## Begin LISTING

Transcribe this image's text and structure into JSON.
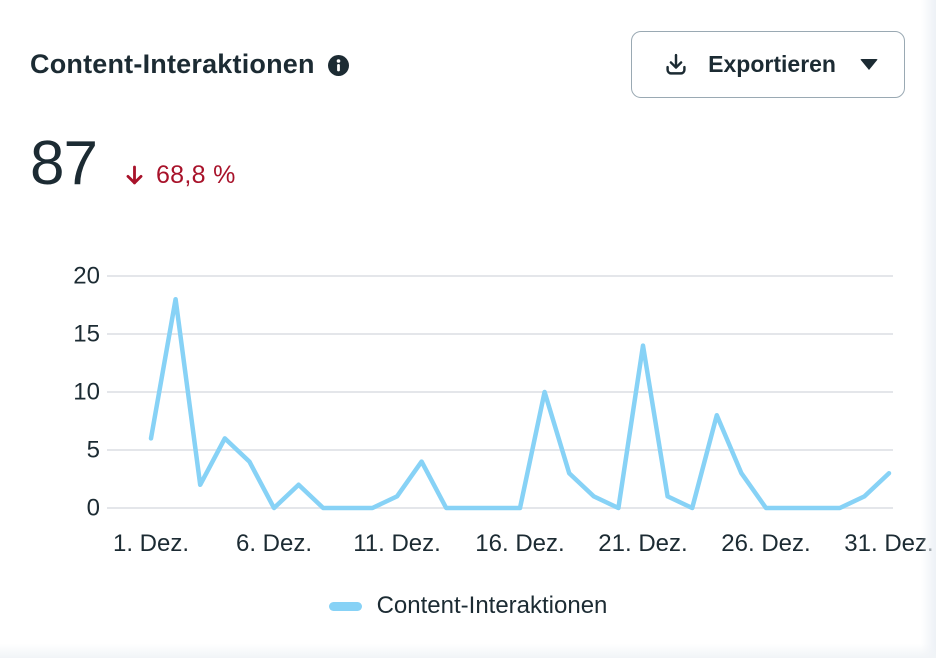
{
  "header": {
    "title": "Content-Interaktionen",
    "export_label": "Exportieren"
  },
  "stats": {
    "value": "87",
    "change": "68,8 %",
    "change_direction": "down"
  },
  "legend": {
    "label": "Content-Interaktionen"
  },
  "colors": {
    "line": "#87d2f6",
    "text_dark": "#1c2b33",
    "negative": "#a8122a",
    "gridline": "#e4e6ea"
  },
  "chart_data": {
    "type": "line",
    "title": "Content-Interaktionen",
    "xlabel": "",
    "ylabel": "",
    "ylim": [
      0,
      20
    ],
    "grid": true,
    "legend_position": "bottom",
    "y_ticks": [
      0,
      5,
      10,
      15,
      20
    ],
    "x_tick_days": [
      1,
      6,
      11,
      16,
      21,
      26,
      31
    ],
    "x_tick_labels": [
      "1. Dez.",
      "6. Dez.",
      "11. Dez.",
      "16. Dez.",
      "21. Dez.",
      "26. Dez.",
      "31. Dez."
    ],
    "categories": [
      "1. Dez.",
      "2. Dez.",
      "3. Dez.",
      "4. Dez.",
      "5. Dez.",
      "6. Dez.",
      "7. Dez.",
      "8. Dez.",
      "9. Dez.",
      "10. Dez.",
      "11. Dez.",
      "12. Dez.",
      "13. Dez.",
      "14. Dez.",
      "15. Dez.",
      "16. Dez.",
      "17. Dez.",
      "18. Dez.",
      "19. Dez.",
      "20. Dez.",
      "21. Dez.",
      "22. Dez.",
      "23. Dez.",
      "24. Dez.",
      "25. Dez.",
      "26. Dez.",
      "27. Dez.",
      "28. Dez.",
      "29. Dez.",
      "30. Dez.",
      "31. Dez."
    ],
    "series": [
      {
        "name": "Content-Interaktionen",
        "values": [
          6,
          18,
          2,
          6,
          4,
          0,
          2,
          0,
          0,
          0,
          1,
          4,
          0,
          0,
          0,
          0,
          10,
          3,
          1,
          0,
          14,
          1,
          0,
          8,
          3,
          0,
          0,
          0,
          0,
          1,
          3
        ]
      }
    ]
  }
}
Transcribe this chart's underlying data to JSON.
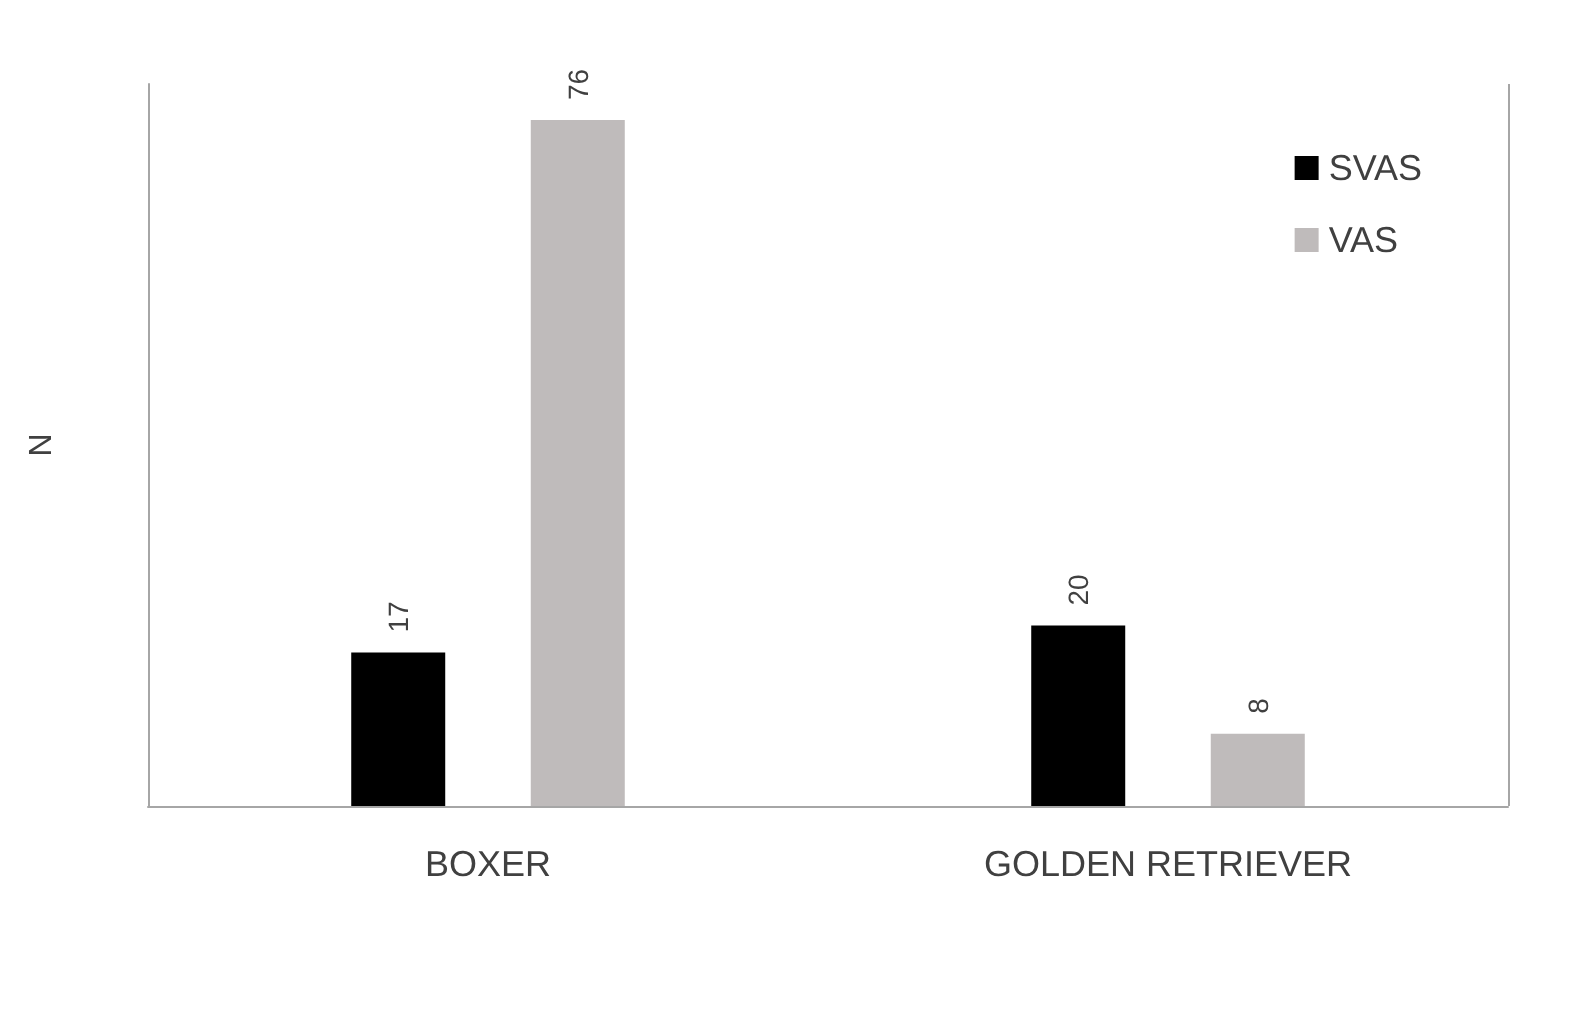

## End LISTING

• [TASK DETAILS]
Return all of the data exactly as written, and drop the pictures.

• [REPLY TO THE TASK]
Transcribe this image's text and structure into JSON.
{
  "header": {
    "title": "Content-Interaktionen",
    "export_label": "Exportieren"
  },
  "stats": {
    "value": "87",
    "change": "68,8 %",
    "change_direction": "down"
  },
  "legend": {
    "label": "Content-Interaktionen"
  },
  "colors": {
    "line": "#87d2f6",
    "text_dark": "#1c2b33",
    "negative": "#a8122a",
    "gridline": "#e4e6ea"
  },
  "chart_data": {
    "type": "line",
    "title": "Content-Interaktionen",
    "xlabel": "",
    "ylabel": "",
    "ylim": [
      0,
      20
    ],
    "grid": true,
    "legend_position": "bottom",
    "y_ticks": [
      0,
      5,
      10,
      15,
      20
    ],
    "x_tick_days": [
      1,
      6,
      11,
      16,
      21,
      26,
      31
    ],
    "x_tick_labels": [
      "1. Dez.",
      "6. Dez.",
      "11. Dez.",
      "16. Dez.",
      "21. Dez.",
      "26. Dez.",
      "31. Dez."
    ],
    "categories": [
      "1. Dez.",
      "2. Dez.",
      "3. Dez.",
      "4. Dez.",
      "5. Dez.",
      "6. Dez.",
      "7. Dez.",
      "8. Dez.",
      "9. Dez.",
      "10. Dez.",
      "11. Dez.",
      "12. Dez.",
      "13. Dez.",
      "14. Dez.",
      "15. Dez.",
      "16. Dez.",
      "17. Dez.",
      "18. Dez.",
      "19. Dez.",
      "20. Dez.",
      "21. Dez.",
      "22. Dez.",
      "23. Dez.",
      "24. Dez.",
      "25. Dez.",
      "26. Dez.",
      "27. Dez.",
      "28. Dez.",
      "29. Dez.",
      "30. Dez.",
      "31. Dez."
    ],
    "series": [
      {
        "name": "Content-Interaktionen",
        "values": [
          6,
          18,
          2,
          6,
          4,
          0,
          2,
          0,
          0,
          0,
          1,
          4,
          0,
          0,
          0,
          0,
          10,
          3,
          1,
          0,
          14,
          1,
          0,
          8,
          3,
          0,
          0,
          0,
          0,
          1,
          3
        ]
      }
    ]
  }
}
Transcribe this chart's underlying data to JSON.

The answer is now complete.